(DIRECTION): For the records below, say how many lines contain the string "this". Give the number only.

###

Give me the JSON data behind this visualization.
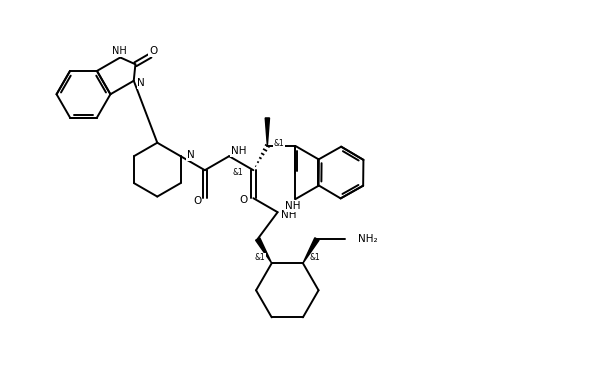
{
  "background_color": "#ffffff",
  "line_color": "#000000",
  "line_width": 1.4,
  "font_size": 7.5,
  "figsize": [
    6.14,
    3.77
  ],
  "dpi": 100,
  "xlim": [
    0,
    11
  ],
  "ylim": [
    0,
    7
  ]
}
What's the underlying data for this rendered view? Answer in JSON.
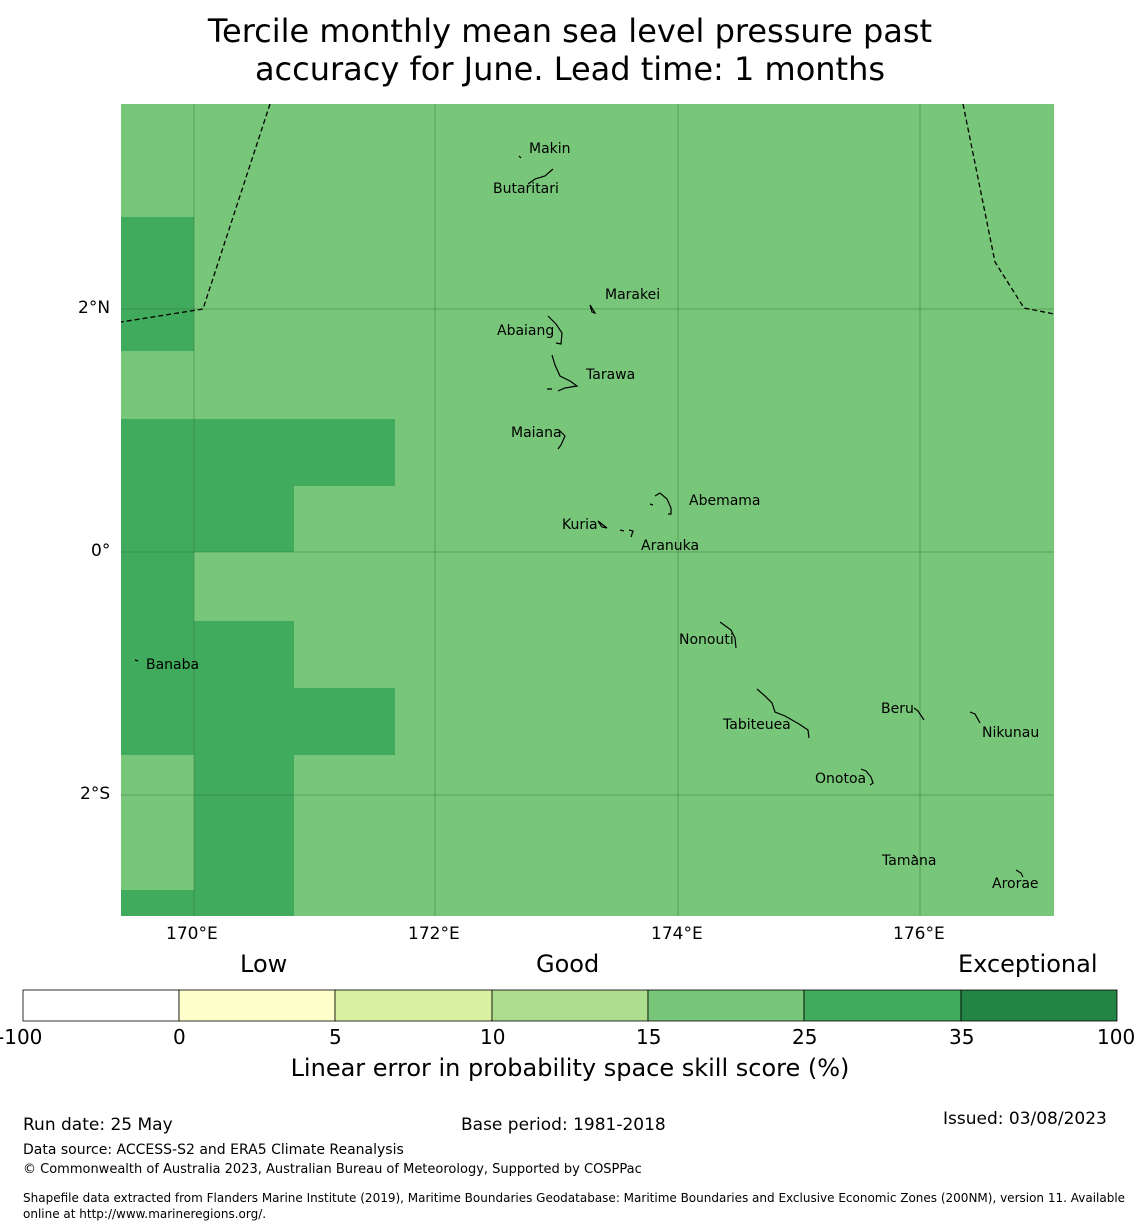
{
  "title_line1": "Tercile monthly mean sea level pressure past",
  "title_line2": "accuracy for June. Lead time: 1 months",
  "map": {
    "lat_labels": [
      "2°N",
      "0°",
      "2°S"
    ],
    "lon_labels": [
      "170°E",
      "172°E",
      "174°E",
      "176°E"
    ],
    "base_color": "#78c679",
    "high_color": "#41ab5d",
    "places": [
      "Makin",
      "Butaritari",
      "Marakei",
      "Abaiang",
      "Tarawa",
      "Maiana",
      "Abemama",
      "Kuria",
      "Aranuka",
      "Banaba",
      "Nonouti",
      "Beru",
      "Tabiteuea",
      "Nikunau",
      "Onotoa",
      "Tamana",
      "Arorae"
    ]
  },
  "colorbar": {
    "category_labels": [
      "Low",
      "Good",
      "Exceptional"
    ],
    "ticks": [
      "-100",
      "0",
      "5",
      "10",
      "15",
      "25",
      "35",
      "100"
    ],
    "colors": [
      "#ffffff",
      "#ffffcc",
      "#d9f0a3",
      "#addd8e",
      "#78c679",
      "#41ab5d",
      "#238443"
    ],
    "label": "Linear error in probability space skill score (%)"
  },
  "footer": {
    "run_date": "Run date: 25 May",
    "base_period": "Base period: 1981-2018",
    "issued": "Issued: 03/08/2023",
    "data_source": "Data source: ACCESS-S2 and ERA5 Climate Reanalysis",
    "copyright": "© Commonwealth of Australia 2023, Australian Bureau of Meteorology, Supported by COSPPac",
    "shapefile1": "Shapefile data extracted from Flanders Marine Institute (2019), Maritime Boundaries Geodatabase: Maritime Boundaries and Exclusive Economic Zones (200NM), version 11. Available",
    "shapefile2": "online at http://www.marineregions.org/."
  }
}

###

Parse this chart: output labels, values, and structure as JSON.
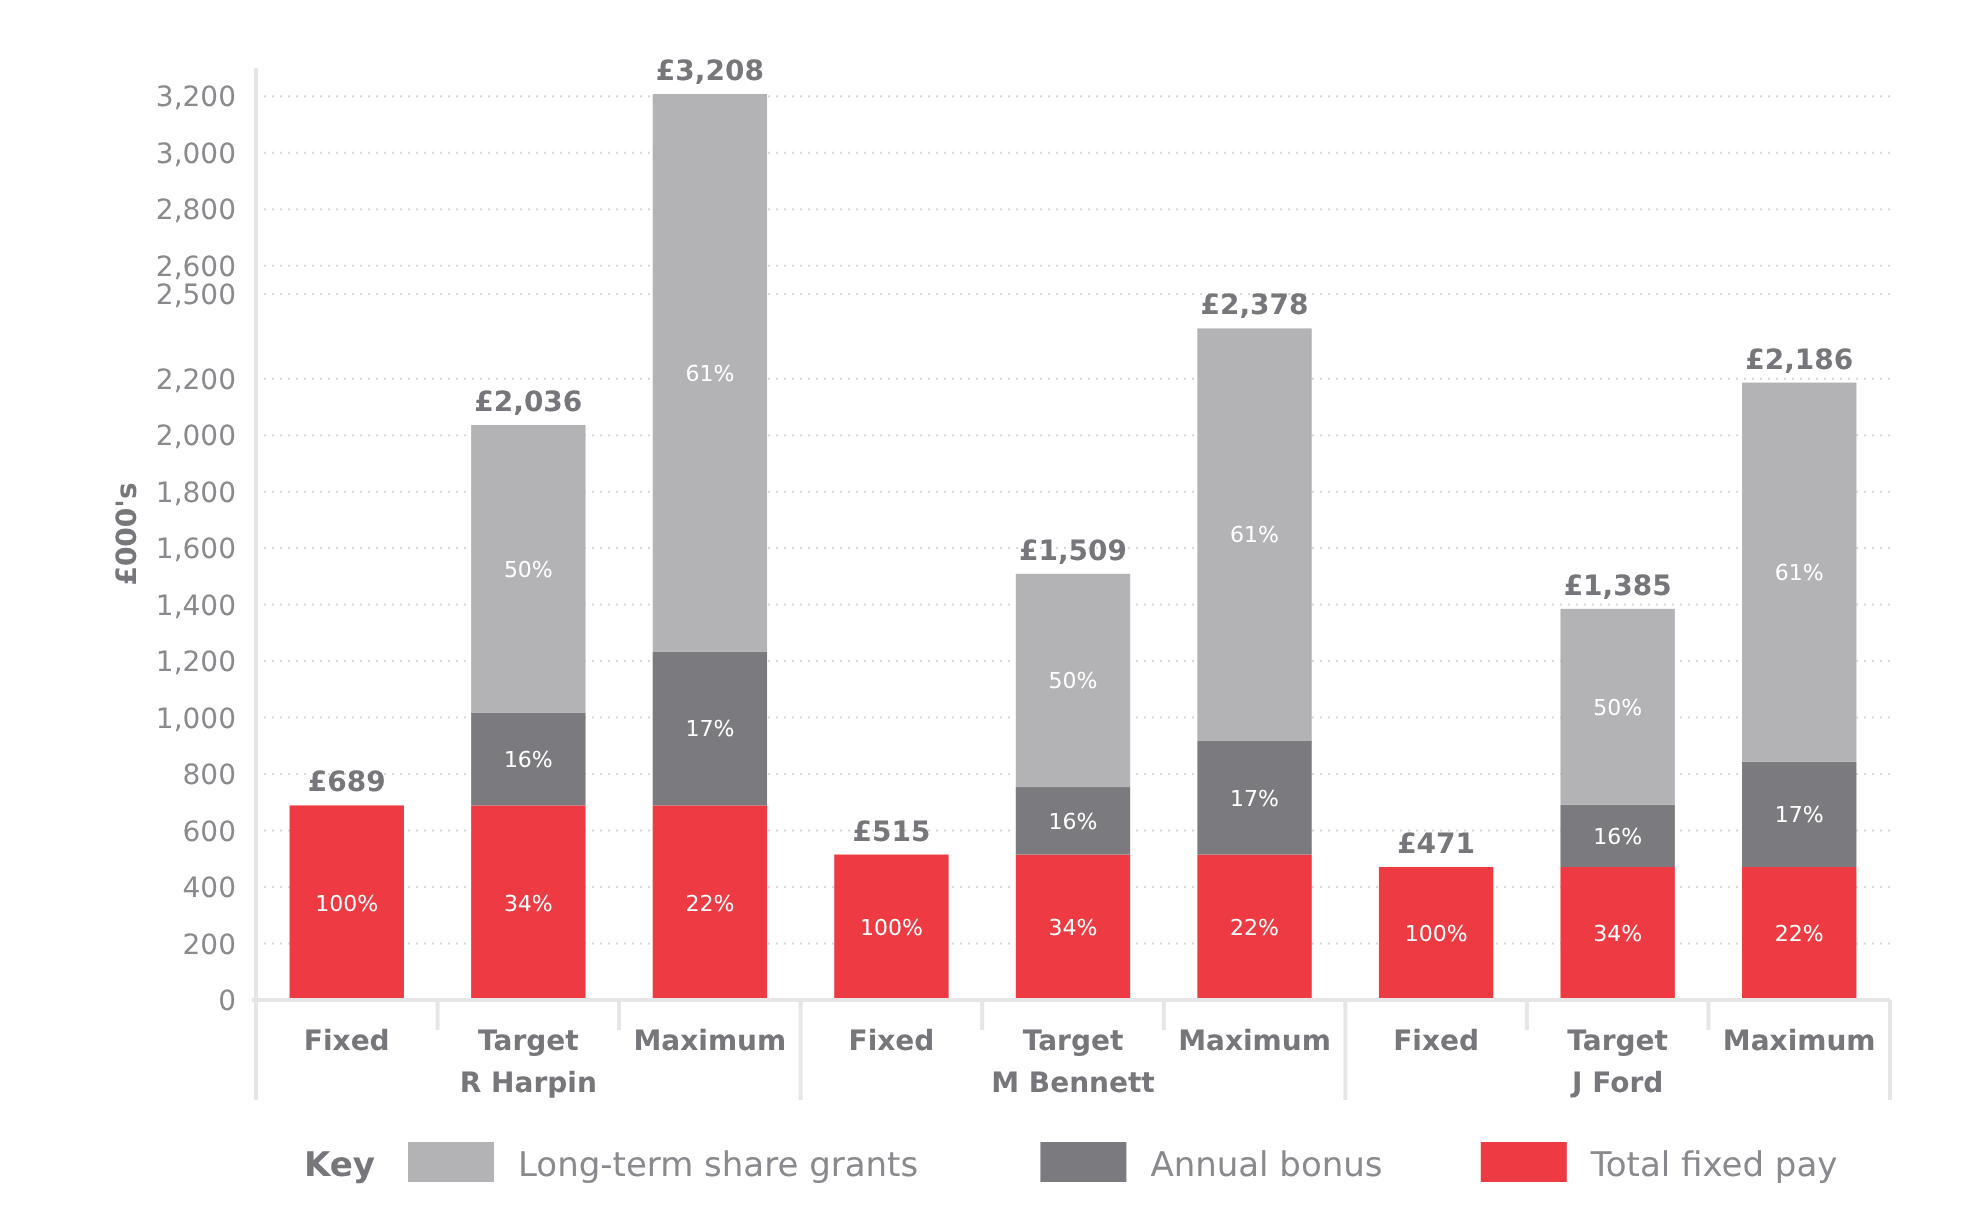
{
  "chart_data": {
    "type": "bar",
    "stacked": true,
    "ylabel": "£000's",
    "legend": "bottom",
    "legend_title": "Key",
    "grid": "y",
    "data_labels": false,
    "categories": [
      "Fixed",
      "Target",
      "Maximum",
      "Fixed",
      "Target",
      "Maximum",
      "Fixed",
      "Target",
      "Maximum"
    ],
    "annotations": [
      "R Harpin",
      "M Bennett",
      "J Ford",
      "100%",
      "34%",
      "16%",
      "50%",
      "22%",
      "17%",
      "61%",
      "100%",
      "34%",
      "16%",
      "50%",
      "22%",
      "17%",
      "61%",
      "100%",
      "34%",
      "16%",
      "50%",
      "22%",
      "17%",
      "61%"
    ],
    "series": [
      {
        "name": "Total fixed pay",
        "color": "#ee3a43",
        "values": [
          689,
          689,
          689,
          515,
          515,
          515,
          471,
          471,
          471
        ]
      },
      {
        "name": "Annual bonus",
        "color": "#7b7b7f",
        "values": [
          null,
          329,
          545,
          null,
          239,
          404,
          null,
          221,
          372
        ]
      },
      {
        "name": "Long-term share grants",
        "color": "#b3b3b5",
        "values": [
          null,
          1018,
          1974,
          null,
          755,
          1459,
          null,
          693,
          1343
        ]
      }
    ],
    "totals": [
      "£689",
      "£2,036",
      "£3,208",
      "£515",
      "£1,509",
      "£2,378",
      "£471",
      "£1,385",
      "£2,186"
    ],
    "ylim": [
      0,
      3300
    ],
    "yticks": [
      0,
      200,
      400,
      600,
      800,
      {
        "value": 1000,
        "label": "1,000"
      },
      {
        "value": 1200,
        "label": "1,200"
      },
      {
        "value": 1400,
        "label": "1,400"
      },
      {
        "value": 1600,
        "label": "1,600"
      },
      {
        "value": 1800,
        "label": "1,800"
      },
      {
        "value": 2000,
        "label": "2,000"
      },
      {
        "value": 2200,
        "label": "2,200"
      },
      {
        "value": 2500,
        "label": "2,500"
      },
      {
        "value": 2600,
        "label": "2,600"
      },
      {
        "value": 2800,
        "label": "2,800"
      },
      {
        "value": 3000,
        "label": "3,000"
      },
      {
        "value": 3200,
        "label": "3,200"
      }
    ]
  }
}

###

(RIGHT ANSWER): 3